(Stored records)
◆ ◆ ◆ ◆ ◆

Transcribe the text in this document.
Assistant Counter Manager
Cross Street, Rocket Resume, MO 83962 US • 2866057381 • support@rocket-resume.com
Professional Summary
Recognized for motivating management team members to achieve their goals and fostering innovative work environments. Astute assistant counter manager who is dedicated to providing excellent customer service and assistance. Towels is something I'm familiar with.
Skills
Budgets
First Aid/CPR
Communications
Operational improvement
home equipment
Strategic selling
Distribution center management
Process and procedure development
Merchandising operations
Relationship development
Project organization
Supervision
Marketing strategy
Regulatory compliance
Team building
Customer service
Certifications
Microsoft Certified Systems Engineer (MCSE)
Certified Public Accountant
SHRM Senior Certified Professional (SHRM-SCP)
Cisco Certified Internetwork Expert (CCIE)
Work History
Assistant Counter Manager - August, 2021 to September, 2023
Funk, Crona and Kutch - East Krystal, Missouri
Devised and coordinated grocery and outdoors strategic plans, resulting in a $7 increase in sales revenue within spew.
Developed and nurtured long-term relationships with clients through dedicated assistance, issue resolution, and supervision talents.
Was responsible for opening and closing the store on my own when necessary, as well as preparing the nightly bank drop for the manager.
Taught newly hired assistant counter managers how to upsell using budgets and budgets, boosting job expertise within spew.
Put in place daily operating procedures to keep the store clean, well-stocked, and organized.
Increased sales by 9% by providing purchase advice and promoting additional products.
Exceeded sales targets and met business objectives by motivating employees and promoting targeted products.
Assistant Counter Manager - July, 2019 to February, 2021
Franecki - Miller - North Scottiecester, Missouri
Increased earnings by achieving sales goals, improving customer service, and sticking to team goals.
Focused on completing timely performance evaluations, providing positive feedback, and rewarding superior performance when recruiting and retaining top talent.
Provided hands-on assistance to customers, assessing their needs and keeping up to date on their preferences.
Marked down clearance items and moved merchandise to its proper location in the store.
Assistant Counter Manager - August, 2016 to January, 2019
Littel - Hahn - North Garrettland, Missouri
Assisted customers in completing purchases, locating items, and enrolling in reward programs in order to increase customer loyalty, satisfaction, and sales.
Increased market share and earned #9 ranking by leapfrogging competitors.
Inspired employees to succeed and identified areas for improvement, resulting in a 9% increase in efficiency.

◆ ◆ ◆ ◆ ◆

> **Task requirements**
Copy out each line that contains the word "providing".

> **Result of the task**
Recognized for motivating management team members to achieve their goals and fostering innovative work environments. Astute assistant counter manager who is dedicated to providing excellent customer service and assistance. Towels is something I'm familiar with.
Increased sales by 9% by providing purchase advice and promoting additional products.
Focused on completing timely performance evaluations, providing positive feedback, and rewarding superior performance when recruiting and retaining top talent.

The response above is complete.